▸ WHAT IS EXPECTED:
Gather every line of the entries that includes the word "JSON".
--- BEGIN ENTRIES PROVIDED ---
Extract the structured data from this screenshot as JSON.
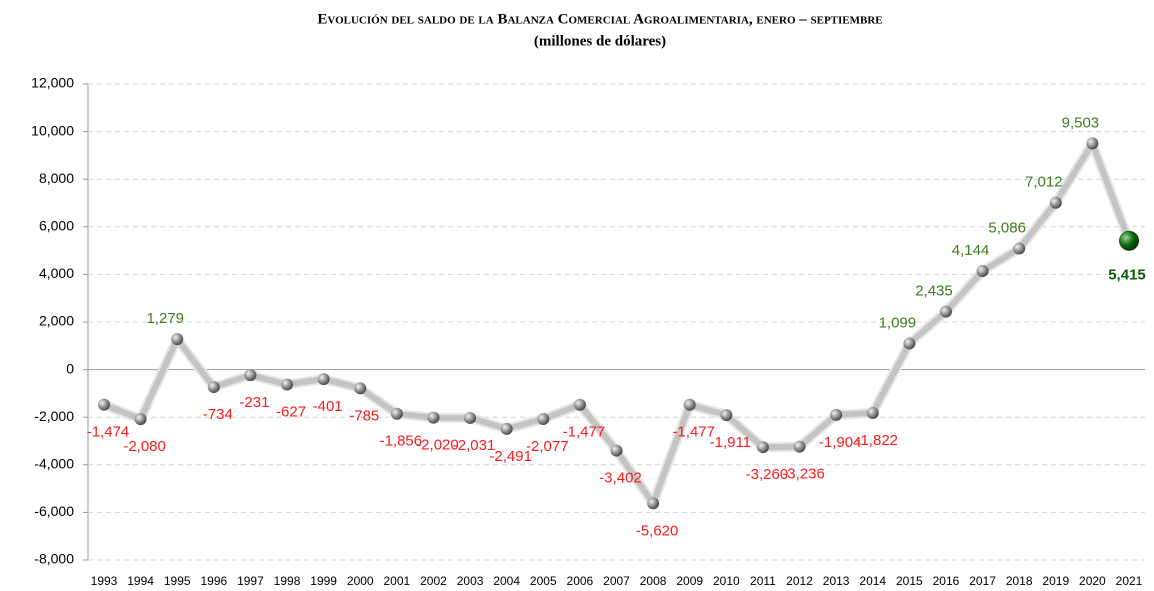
{
  "chart_data": {
    "type": "line",
    "title": "Evolución del saldo de la Balanza Comercial Agroalimentaria, enero – septiembre",
    "subtitle": "(millones de dólares)",
    "categories": [
      "1993",
      "1994",
      "1995",
      "1996",
      "1997",
      "1998",
      "1999",
      "2000",
      "2001",
      "2002",
      "2003",
      "2004",
      "2005",
      "2006",
      "2007",
      "2008",
      "2009",
      "2010",
      "2011",
      "2012",
      "2013",
      "2014",
      "2015",
      "2016",
      "2017",
      "2018",
      "2019",
      "2020",
      "2021"
    ],
    "values": [
      -1474,
      -2080,
      1279,
      -734,
      -231,
      -627,
      -401,
      -785,
      -1856,
      -2020,
      -2031,
      -2491,
      -2077,
      -1477,
      -3402,
      -5620,
      -1477,
      -1911,
      -3260,
      -3236,
      -1904,
      -1822,
      1099,
      2435,
      4144,
      5086,
      7012,
      9503,
      5415
    ],
    "value_labels": [
      "-1,474",
      "-2,080",
      "1,279",
      "-734",
      "-231",
      "-627",
      "-401",
      "-785",
      "-1,856",
      "-2,020",
      "-2,031",
      "-2,491",
      "-2,077",
      "-1,477",
      "-3,402",
      "-5,620",
      "-1,477",
      "-1,911",
      "-3,260",
      "-3,236",
      "-1,904",
      "-1,822",
      "1,099",
      "2,435",
      "4,144",
      "5,086",
      "7,012",
      "9,503",
      "5,415"
    ],
    "ylim": [
      -8000,
      12000
    ],
    "yticks": [
      {
        "value": -8000,
        "label": "-8,000"
      },
      {
        "value": -6000,
        "label": "-6,000"
      },
      {
        "value": -4000,
        "label": "-4,000"
      },
      {
        "value": -2000,
        "label": "-2,000"
      },
      0,
      {
        "value": 2000,
        "label": "2,000"
      },
      {
        "value": 4000,
        "label": "4,000"
      },
      {
        "value": 6000,
        "label": "6,000"
      },
      {
        "value": 8000,
        "label": "8,000"
      },
      {
        "value": 10000,
        "label": "10,000"
      },
      {
        "value": 12000,
        "label": "12,000"
      }
    ],
    "grid": true,
    "color": "#c4c4c4",
    "negative_color": "#ff1a1a",
    "positive_color": "#3c7d1e",
    "highlight_color": "#0b5e0b"
  }
}
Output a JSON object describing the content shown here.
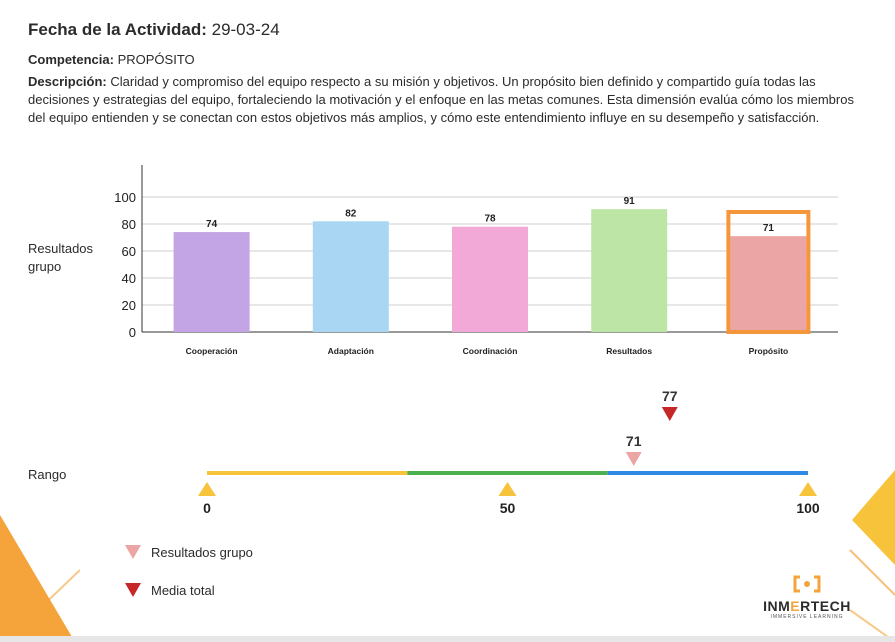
{
  "header": {
    "fecha_label": "Fecha de la Actividad:",
    "fecha_value": "29-03-24",
    "competencia_label": "Competencia:",
    "competencia_value": "PROPÓSITO",
    "descripcion_label": "Descripción:",
    "descripcion_text": "Claridad y compromiso del equipo respecto a su misión y objetivos. Un propósito bien definido y compartido guía todas las decisiones y estrategias del equipo, fortaleciendo la motivación y el enfoque en las metas comunes. Esta dimensión evalúa cómo los miembros del equipo entienden y se conectan con estos objetivos más amplios, y cómo este entendimiento influye en su desempeño y satisfacción."
  },
  "chart_label": "Resultados grupo",
  "chart_data": [
    {
      "type": "bar",
      "categories": [
        "Cooperación",
        "Adaptación",
        "Coordinación",
        "Resultados",
        "Propósito"
      ],
      "values": [
        74,
        82,
        78,
        91,
        71
      ],
      "colors": [
        "#c3a4e4",
        "#a9d6f3",
        "#f2a9d7",
        "#bde5a5",
        "#eba5a4"
      ],
      "highlight_index": 4,
      "highlight_color": "#f4963a",
      "ylim": [
        0,
        100
      ],
      "yticks": [
        0,
        20,
        40,
        60,
        80,
        100
      ],
      "grid": true
    },
    {
      "type": "range",
      "label": "Rango",
      "range": [
        0,
        100
      ],
      "ticks": [
        0,
        50,
        100
      ],
      "segment_colors": [
        "#f6c33b",
        "#4caf50",
        "#2f8ae6"
      ],
      "markers": [
        {
          "series": "Resultados grupo",
          "value": 71,
          "color": "#eba5a4"
        },
        {
          "series": "Media total",
          "value": 77,
          "color": "#c62828"
        }
      ]
    }
  ],
  "legend": [
    {
      "label": "Resultados grupo",
      "color": "#eba5a4"
    },
    {
      "label": "Media total",
      "color": "#c62828"
    }
  ],
  "logo": {
    "text_pre": "INM",
    "text_accent": "E",
    "text_post": "RTECH",
    "tagline": "IMMERSIVE LEARNING",
    "color": "#f4a43a"
  }
}
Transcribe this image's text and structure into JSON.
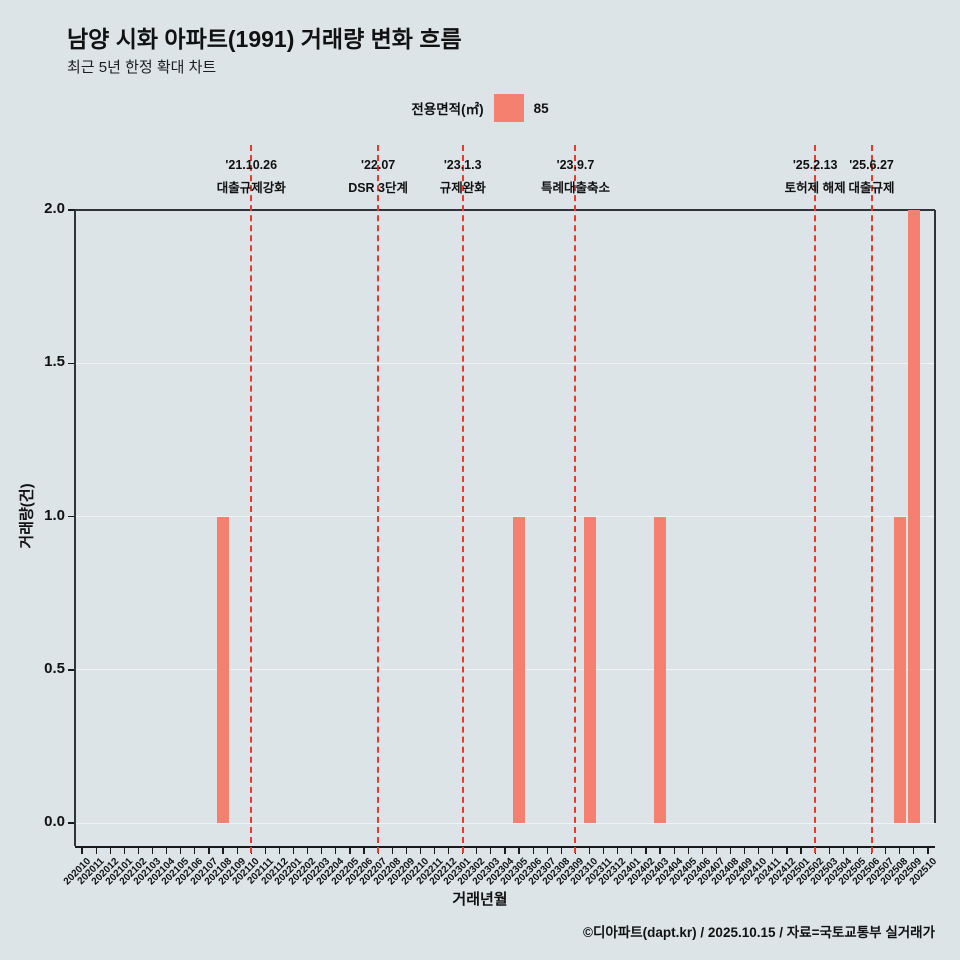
{
  "header": {
    "title": "남양 시화 아파트(1991) 거래량 변화 흐름",
    "subtitle": "최근 5년 한정 확대 차트"
  },
  "footer": {
    "credit": "©디아파트(dapt.kr) / 2025.10.15 / 자료=국토교통부 실거래가"
  },
  "chart_data": {
    "type": "bar",
    "title": "남양 시화 아파트(1991) 거래량 변화 흐름",
    "subtitle": "최근 5년 한정 확대 차트",
    "xlabel": "거래년월",
    "ylabel": "거래량(건)",
    "ylim": [
      0,
      2
    ],
    "yticks": [
      0,
      0.5,
      1,
      1.5,
      2
    ],
    "grid": true,
    "legend_position": "top-center",
    "legend": {
      "label": "전용면적(㎡)",
      "entries": [
        {
          "name": "85",
          "color": "#f5806f"
        }
      ]
    },
    "categories": [
      "202010",
      "202011",
      "202012",
      "202101",
      "202102",
      "202103",
      "202104",
      "202105",
      "202106",
      "202107",
      "202108",
      "202109",
      "202110",
      "202111",
      "202112",
      "202201",
      "202202",
      "202203",
      "202204",
      "202205",
      "202206",
      "202207",
      "202208",
      "202209",
      "202210",
      "202211",
      "202212",
      "202301",
      "202302",
      "202303",
      "202304",
      "202305",
      "202306",
      "202307",
      "202308",
      "202309",
      "202310",
      "202311",
      "202312",
      "202401",
      "202402",
      "202403",
      "202404",
      "202405",
      "202406",
      "202407",
      "202408",
      "202409",
      "202410",
      "202411",
      "202412",
      "202501",
      "202502",
      "202503",
      "202504",
      "202505",
      "202506",
      "202507",
      "202508",
      "202509",
      "202510"
    ],
    "values": [
      0,
      0,
      0,
      0,
      0,
      0,
      0,
      0,
      0,
      0,
      1,
      0,
      0,
      0,
      0,
      0,
      0,
      0,
      0,
      0,
      0,
      0,
      0,
      0,
      0,
      0,
      0,
      0,
      0,
      0,
      0,
      1,
      0,
      0,
      0,
      0,
      1,
      0,
      0,
      0,
      0,
      1,
      0,
      0,
      0,
      0,
      0,
      0,
      0,
      0,
      0,
      0,
      0,
      0,
      0,
      0,
      0,
      0,
      1,
      2,
      0
    ],
    "events": [
      {
        "date": "'21.10.26",
        "label": "대출규제강화",
        "month": "202110"
      },
      {
        "date": "'22.07",
        "label": "DSR 3단계",
        "month": "202207"
      },
      {
        "date": "'23.1.3",
        "label": "규제완화",
        "month": "202301"
      },
      {
        "date": "'23.9.7",
        "label": "특례대출축소",
        "month": "202309"
      },
      {
        "date": "'25.2.13",
        "label": "토허제 해제",
        "month": "202502"
      },
      {
        "date": "'25.6.27",
        "label": "대출규제",
        "month": "202506"
      }
    ],
    "colors": {
      "background": "#dde4e8",
      "bar": "#f5806f",
      "event_line": "#e8392b",
      "grid": "#eef3f5",
      "axis": "#1a1a1a"
    }
  }
}
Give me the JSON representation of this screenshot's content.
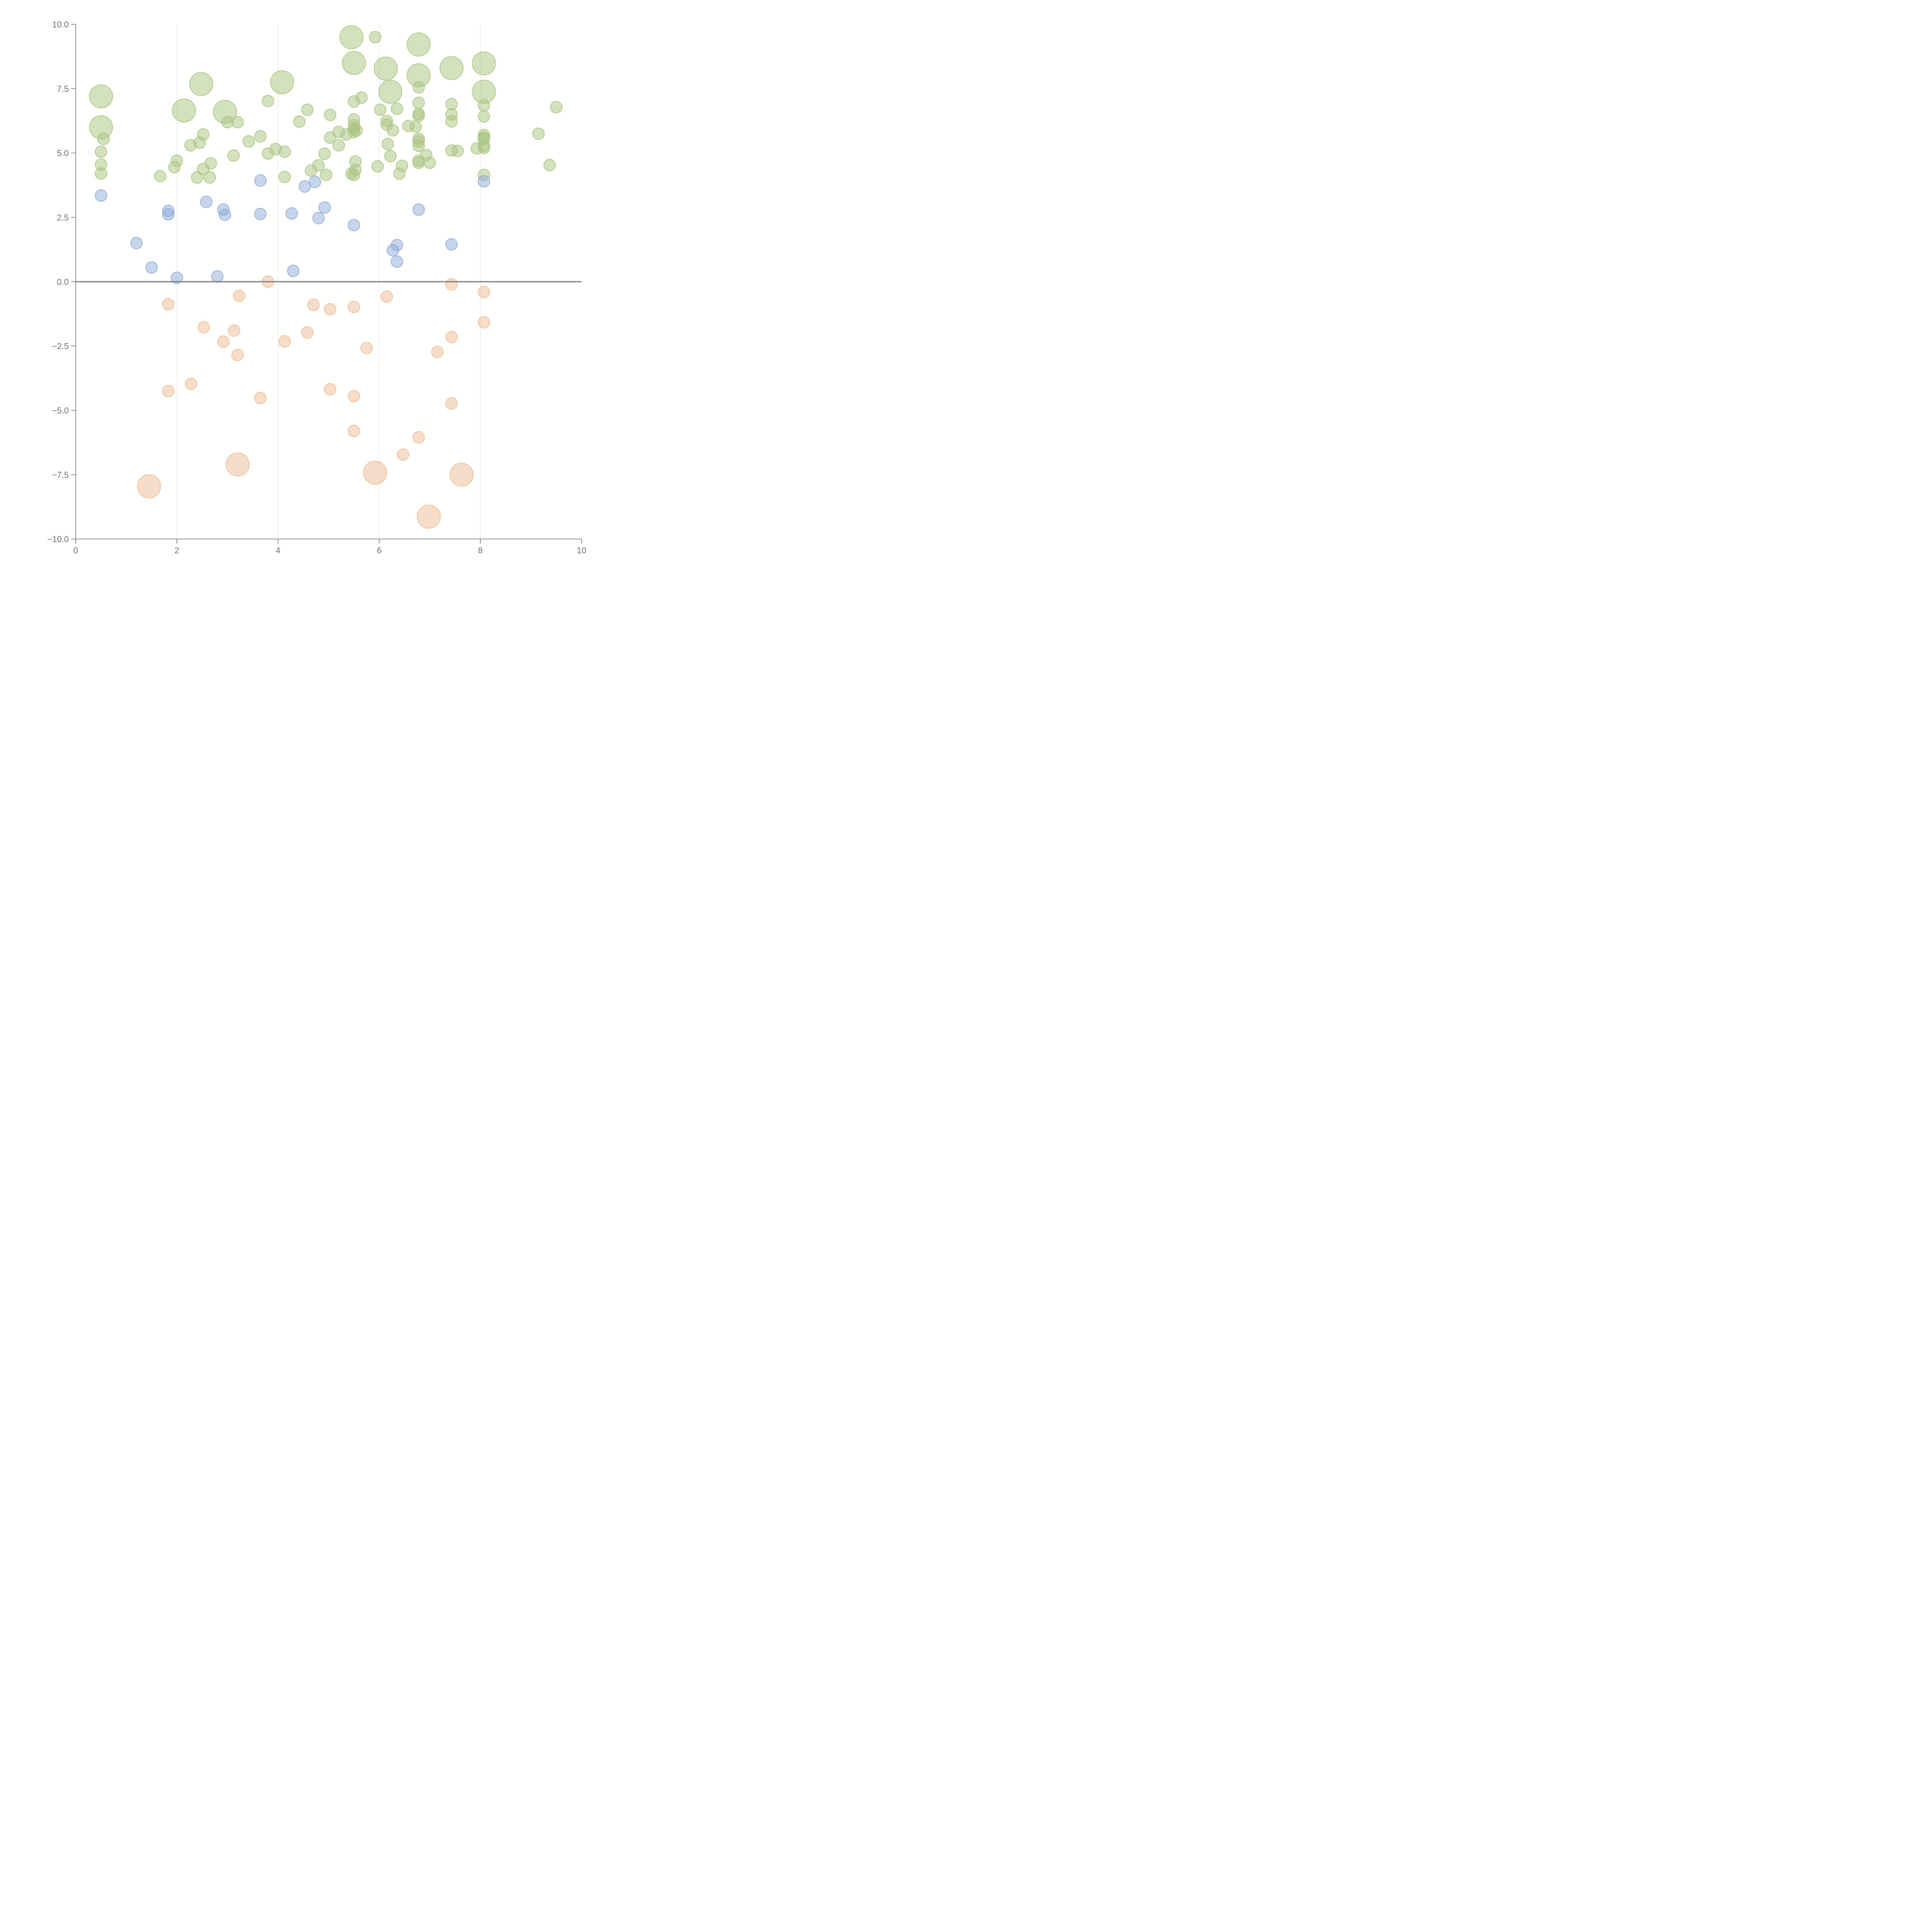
--- END ENTRIES PROVIDED ---
▸ ANSWER:
Extract the structured data from this screenshot as JSON.
Output a JSON object describing the content shown here.
Transcribe this image's text and structure into JSON.
Give me the JSON representation of this screenshot's content.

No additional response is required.